▶ [Source material]
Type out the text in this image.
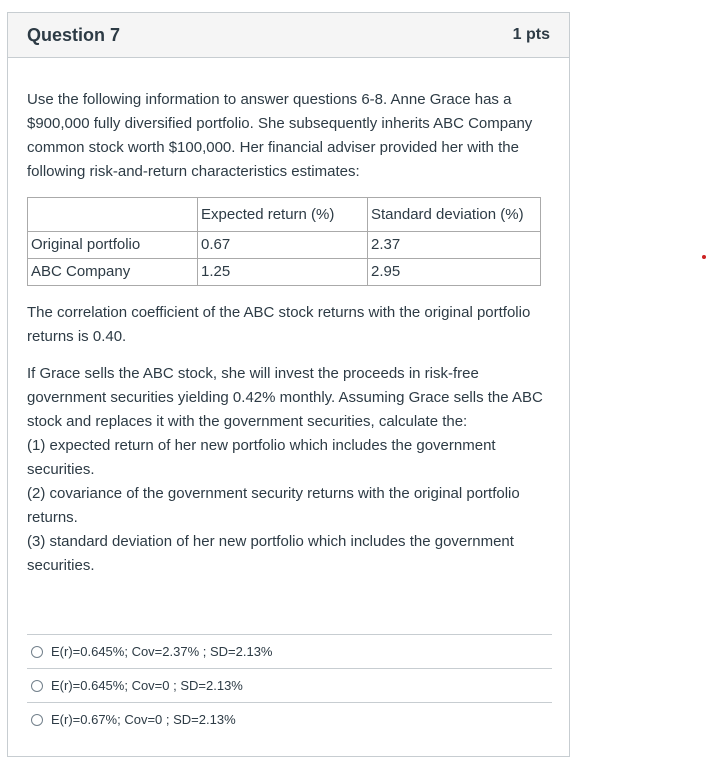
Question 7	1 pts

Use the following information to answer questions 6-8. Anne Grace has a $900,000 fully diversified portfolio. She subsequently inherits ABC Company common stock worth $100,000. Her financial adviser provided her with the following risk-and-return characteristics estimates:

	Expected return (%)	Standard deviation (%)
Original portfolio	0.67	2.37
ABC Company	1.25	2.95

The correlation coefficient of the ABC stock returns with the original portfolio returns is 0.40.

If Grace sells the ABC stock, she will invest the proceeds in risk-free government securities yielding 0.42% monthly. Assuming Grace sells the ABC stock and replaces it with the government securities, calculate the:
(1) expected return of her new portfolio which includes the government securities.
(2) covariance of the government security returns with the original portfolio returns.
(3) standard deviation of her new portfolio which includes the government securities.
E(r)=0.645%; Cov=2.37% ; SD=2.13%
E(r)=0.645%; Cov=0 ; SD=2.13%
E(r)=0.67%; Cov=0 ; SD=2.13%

▶ [What is needed]
Write out the listing word for word, omitting the pictures it holds.

▶ [Problem solution]
Type out the text in this image.
Question 7	1 pts

Use the following information to answer questions 6-8. Anne Grace has a $900,000 fully diversified portfolio. She subsequently inherits ABC Company common stock worth $100,000. Her financial adviser provided her with the following risk-and-return characteristics estimates:

	Expected return (%)	Standard deviation (%)
Original portfolio	0.67	2.37
ABC Company	1.25	2.95

The correlation coefficient of the ABC stock returns with the original portfolio returns is 0.40.

If Grace sells the ABC stock, she will invest the proceeds in risk-free government securities yielding 0.42% monthly. Assuming Grace sells the ABC stock and replaces it with the government securities, calculate the:
(1) expected return of her new portfolio which includes the government securities.
(2) covariance of the government security returns with the original portfolio returns.
(3) standard deviation of her new portfolio which includes the government securities.
E(r)=0.645%; Cov=2.37% ; SD=2.13%
E(r)=0.645%; Cov=0 ; SD=2.13%
E(r)=0.67%; Cov=0 ; SD=2.13%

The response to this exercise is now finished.